WHAT YOU ARE ASKED TO DO: Only the lines holding the string "seria" are needed. Copy each one.

◇ ◇ ◇ ◇ ◇

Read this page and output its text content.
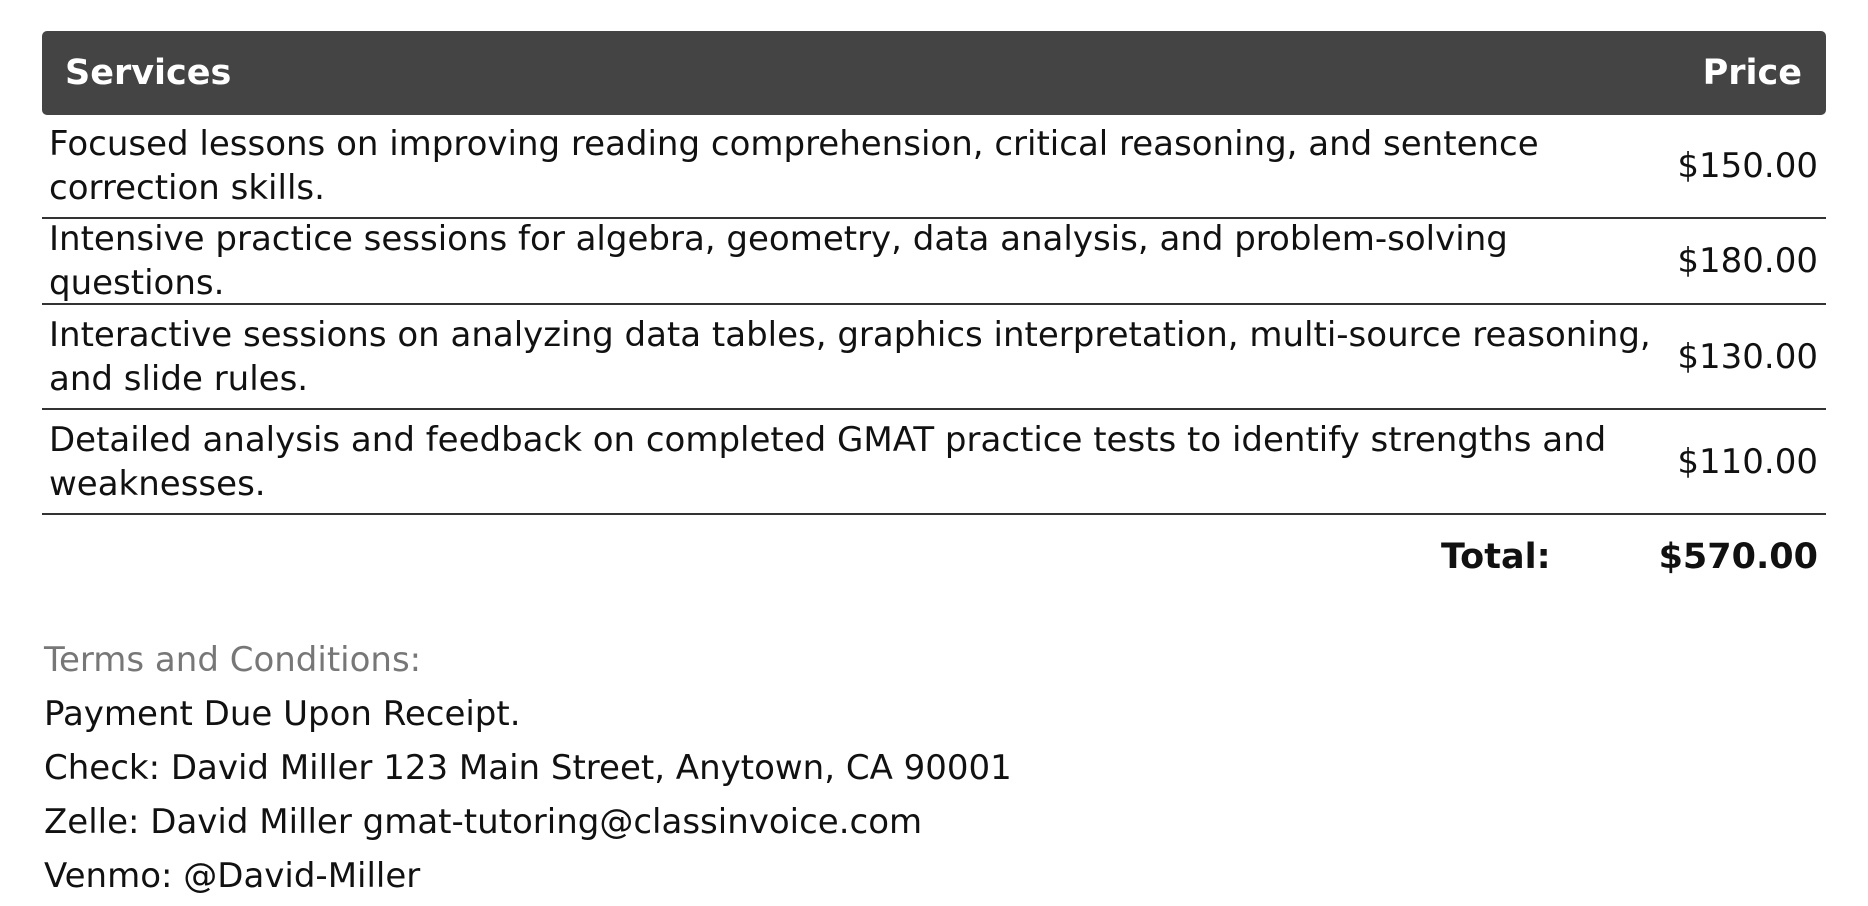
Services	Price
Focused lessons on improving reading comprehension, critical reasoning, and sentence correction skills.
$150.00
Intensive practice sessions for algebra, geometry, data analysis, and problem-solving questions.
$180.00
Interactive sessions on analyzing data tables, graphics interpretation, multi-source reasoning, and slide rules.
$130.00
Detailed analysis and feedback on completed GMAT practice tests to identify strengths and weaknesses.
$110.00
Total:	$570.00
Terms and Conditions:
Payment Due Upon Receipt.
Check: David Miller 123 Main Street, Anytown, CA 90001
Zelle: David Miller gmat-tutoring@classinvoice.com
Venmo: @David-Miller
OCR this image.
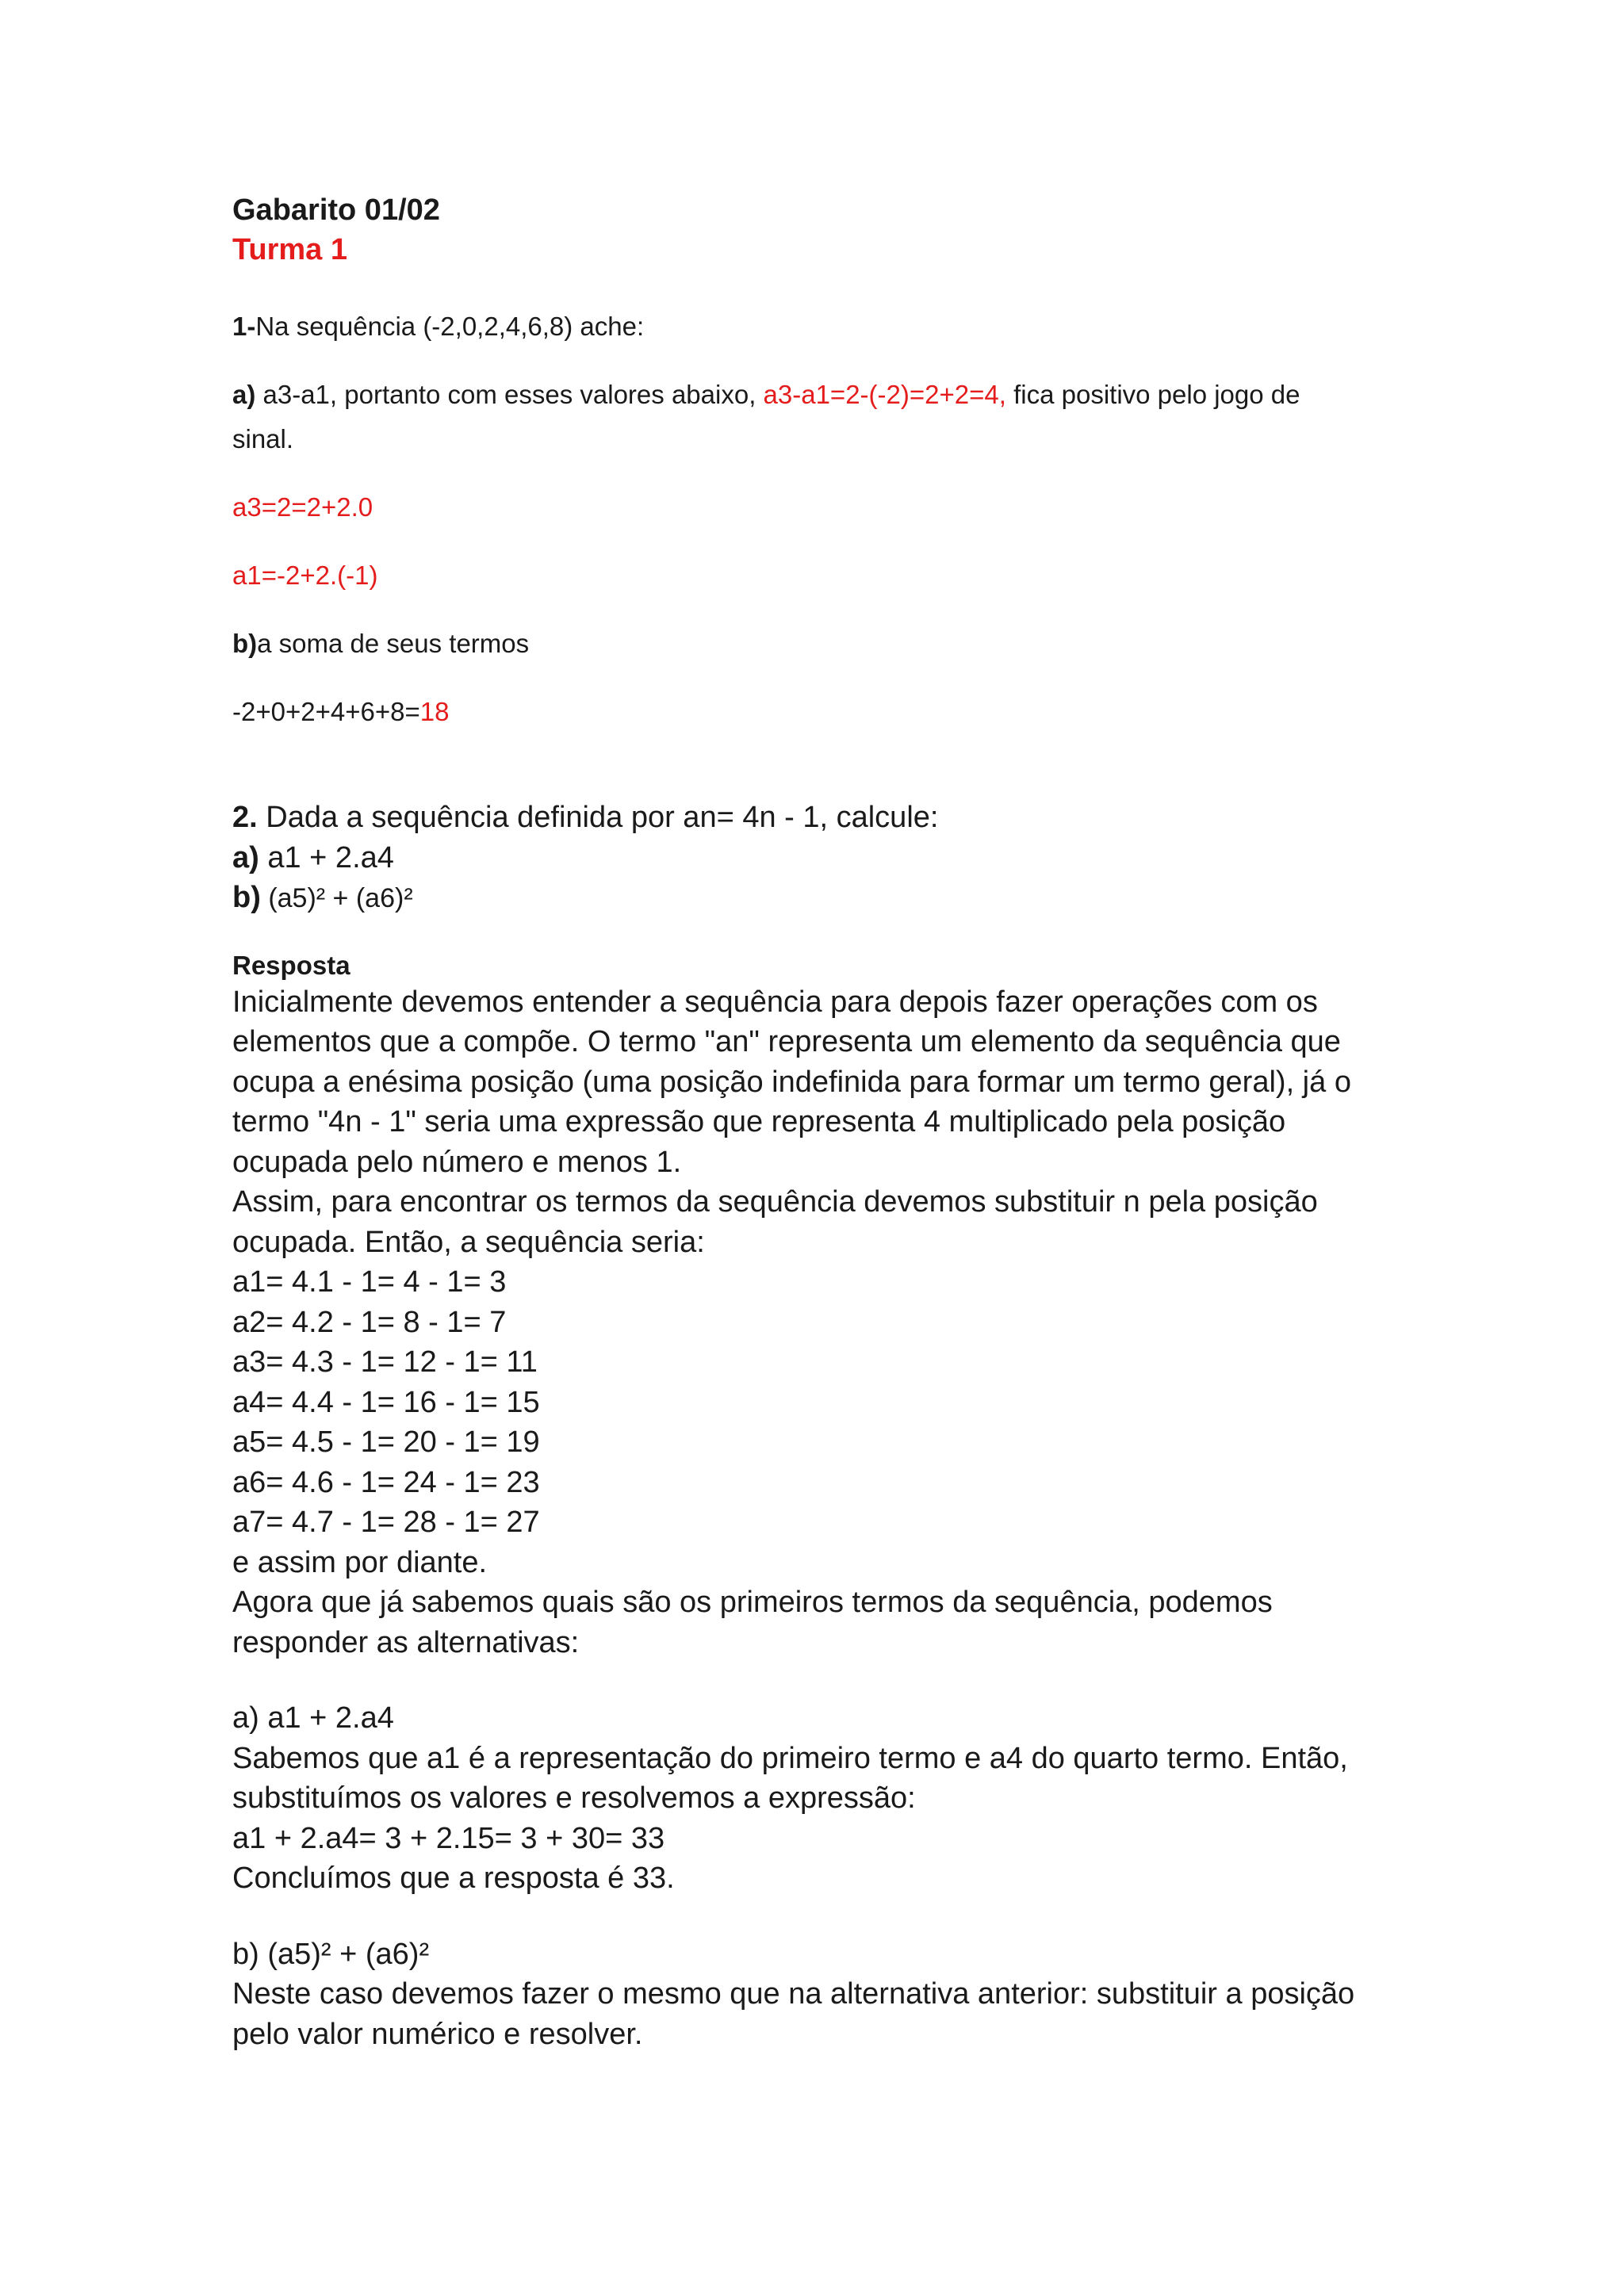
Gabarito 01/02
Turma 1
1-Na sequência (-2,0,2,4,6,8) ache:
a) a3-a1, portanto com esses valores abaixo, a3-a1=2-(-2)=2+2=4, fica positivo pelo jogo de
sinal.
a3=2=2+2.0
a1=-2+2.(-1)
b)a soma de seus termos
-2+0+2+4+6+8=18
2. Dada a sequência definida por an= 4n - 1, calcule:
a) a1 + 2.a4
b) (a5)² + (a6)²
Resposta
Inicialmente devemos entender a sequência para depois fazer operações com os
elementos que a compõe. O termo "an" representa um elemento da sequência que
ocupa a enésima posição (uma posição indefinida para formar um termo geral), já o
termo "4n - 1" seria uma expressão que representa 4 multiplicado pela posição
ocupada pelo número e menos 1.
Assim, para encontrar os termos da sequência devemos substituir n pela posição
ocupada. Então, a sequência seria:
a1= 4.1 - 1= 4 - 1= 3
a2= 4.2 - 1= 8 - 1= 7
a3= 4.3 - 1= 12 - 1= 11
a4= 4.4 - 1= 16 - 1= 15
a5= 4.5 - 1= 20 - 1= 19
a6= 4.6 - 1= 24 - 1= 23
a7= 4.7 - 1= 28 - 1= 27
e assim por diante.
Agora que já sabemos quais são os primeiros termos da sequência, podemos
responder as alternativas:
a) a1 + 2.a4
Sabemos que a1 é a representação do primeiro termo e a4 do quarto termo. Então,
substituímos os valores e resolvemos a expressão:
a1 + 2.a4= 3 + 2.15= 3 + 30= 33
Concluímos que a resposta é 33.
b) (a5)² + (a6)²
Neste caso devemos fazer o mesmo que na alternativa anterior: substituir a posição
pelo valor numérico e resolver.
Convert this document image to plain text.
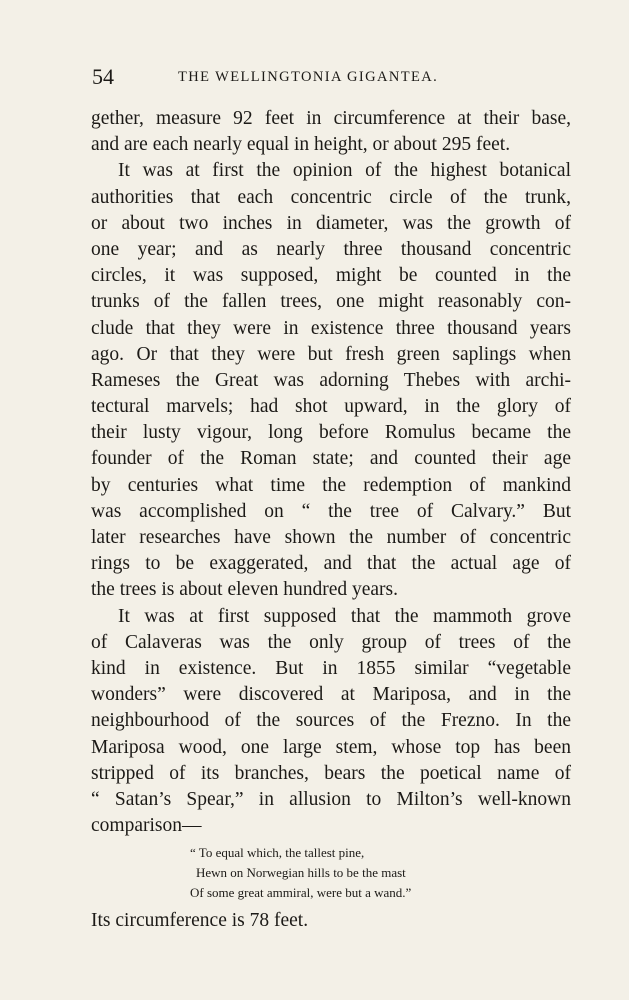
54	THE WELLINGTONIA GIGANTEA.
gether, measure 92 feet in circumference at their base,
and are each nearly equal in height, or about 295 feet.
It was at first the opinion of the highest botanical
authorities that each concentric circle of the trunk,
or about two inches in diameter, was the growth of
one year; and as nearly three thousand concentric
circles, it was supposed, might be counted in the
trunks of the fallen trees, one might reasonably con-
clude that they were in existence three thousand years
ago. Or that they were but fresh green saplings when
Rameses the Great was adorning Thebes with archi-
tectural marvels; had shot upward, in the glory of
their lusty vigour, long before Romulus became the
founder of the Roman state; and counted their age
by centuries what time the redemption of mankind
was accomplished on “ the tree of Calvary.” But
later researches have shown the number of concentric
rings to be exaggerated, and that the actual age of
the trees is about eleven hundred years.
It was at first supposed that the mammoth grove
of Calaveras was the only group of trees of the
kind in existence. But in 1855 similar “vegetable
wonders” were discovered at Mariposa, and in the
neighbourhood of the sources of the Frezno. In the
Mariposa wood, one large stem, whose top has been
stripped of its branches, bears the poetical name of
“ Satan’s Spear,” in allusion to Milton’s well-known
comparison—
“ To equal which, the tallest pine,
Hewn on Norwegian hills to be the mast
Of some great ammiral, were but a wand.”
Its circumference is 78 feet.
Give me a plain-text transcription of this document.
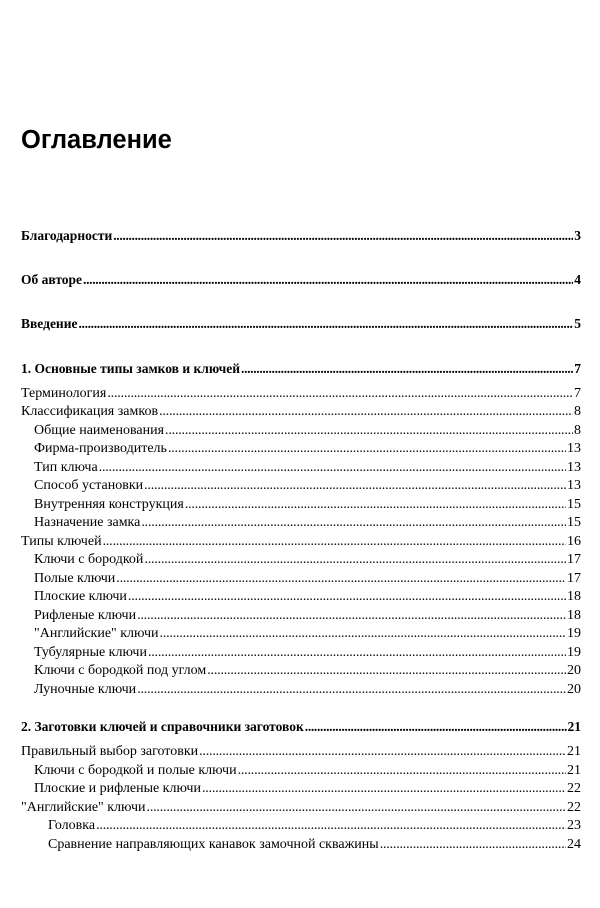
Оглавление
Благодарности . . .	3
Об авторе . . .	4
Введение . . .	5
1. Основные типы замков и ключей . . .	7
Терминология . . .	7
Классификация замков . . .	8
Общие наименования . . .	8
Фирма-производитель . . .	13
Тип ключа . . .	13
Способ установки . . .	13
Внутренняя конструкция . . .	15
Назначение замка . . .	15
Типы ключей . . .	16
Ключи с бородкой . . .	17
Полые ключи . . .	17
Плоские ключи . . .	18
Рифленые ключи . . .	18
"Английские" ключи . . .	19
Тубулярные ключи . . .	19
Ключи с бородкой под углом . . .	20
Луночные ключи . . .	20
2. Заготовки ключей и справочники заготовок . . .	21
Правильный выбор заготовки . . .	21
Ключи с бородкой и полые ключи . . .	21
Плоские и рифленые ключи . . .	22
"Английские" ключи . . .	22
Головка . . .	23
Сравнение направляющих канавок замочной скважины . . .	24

◇ ◇ ◇ ◇ ◇

ANSWER TO THIS TASK:
termo "4n - 1" seria uma expressão que representa 4 multiplicado pela posição
ocupada. Então, a sequência seria:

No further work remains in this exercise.